**Data supplied**
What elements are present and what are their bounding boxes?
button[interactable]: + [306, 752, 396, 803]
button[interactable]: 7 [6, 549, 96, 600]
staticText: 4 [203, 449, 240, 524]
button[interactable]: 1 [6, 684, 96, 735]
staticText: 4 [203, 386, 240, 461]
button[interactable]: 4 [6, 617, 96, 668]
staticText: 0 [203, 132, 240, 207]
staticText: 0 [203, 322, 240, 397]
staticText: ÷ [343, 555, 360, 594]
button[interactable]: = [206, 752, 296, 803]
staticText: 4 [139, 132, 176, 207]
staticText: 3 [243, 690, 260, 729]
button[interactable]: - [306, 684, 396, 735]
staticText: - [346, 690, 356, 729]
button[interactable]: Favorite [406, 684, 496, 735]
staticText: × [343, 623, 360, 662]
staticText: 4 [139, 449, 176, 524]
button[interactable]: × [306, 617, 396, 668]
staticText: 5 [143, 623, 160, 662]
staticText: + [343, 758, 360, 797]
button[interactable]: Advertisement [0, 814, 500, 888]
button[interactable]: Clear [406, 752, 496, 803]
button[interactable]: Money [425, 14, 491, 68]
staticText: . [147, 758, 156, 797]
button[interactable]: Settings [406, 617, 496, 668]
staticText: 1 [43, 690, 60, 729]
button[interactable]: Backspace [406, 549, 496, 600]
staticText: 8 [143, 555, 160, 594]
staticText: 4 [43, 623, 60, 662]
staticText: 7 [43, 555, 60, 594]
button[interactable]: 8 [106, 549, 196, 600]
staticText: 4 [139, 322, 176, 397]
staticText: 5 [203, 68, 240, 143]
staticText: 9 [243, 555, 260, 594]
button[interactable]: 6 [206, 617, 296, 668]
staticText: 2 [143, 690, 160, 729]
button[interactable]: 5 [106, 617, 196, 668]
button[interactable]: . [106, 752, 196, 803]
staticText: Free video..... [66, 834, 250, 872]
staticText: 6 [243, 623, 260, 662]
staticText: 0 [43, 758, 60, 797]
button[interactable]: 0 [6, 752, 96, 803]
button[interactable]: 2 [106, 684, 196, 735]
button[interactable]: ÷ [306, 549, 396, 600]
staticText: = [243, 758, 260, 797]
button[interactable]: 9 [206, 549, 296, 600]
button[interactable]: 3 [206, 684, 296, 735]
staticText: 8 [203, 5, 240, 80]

**Work to do**
Please render each line of the material above as a JSON list of strings, one string per line, with blank lines left out.

**Problem solution**
[
  "What elements are present and what are their bounding boxes?",
  "button[interactable]: + [306, 752, 396, 803]",
  "button[interactable]: 7 [6, 549, 96, 600]",
  "staticText: 4 [203, 449, 240, 524]",
  "button[interactable]: 1 [6, 684, 96, 735]",
  "staticText: 4 [203, 386, 240, 461]",
  "button[interactable]: 4 [6, 617, 96, 668]",
  "staticText: 0 [203, 132, 240, 207]",
  "staticText: 0 [203, 322, 240, 397]",
  "staticText: ÷ [343, 555, 360, 594]",
  "button[interactable]: = [206, 752, 296, 803]",
  "staticText: 4 [139, 132, 176, 207]",
  "staticText: 3 [243, 690, 260, 729]",
  "button[interactable]: - [306, 684, 396, 735]",
  "staticText: - [346, 690, 356, 729]",
  "button[interactable]: Favorite [406, 684, 496, 735]",
  "staticText: × [343, 623, 360, 662]",
  "staticText: 4 [139, 449, 176, 524]",
  "button[interactable]: × [306, 617, 396, 668]",
  "staticText: 5 [143, 623, 160, 662]",
  "staticText: + [343, 758, 360, 797]",
  "button[interactable]: Advertisement [0, 814, 500, 888]",
  "button[interactable]: Clear [406, 752, 496, 803]",
  "button[interactable]: Money [425, 14, 491, 68]",
  "staticText: . [147, 758, 156, 797]",
  "button[interactable]: Settings [406, 617, 496, 668]",
  "staticText: 1 [43, 690, 60, 729]",
  "button[interactable]: Backspace [406, 549, 496, 600]",
  "staticText: 8 [143, 555, 160, 594]",
  "staticText: 4 [43, 623, 60, 662]",
  "staticText: 7 [43, 555, 60, 594]",
  "button[interactable]: 8 [106, 549, 196, 600]",
  "staticText: 4 [139, 322, 176, 397]",
  "staticText: 5 [203, 68, 240, 143]",
  "staticText: 9 [243, 555, 260, 594]",
  "button[interactable]: 6 [206, 617, 296, 668]",
  "staticText: 2 [143, 690, 160, 729]",
  "button[interactable]: 5 [106, 617, 196, 668]",
  "button[interactable]: . [106, 752, 196, 803]",
  "staticText: Free video..... [66, 834, 250, 872]",
  "staticText: 6 [243, 623, 260, 662]",
  "staticText: 0 [43, 758, 60, 797]",
  "button[interactable]: 0 [6, 752, 96, 803]",
  "button[interactable]: 2 [106, 684, 196, 735]",
  "button[interactable]: ÷ [306, 549, 396, 600]",
  "staticText: = [243, 758, 260, 797]",
  "button[interactable]: 9 [206, 549, 296, 600]",
  "button[interactable]: 3 [206, 684, 296, 735]",
  "staticText: 8 [203, 5, 240, 80]"
]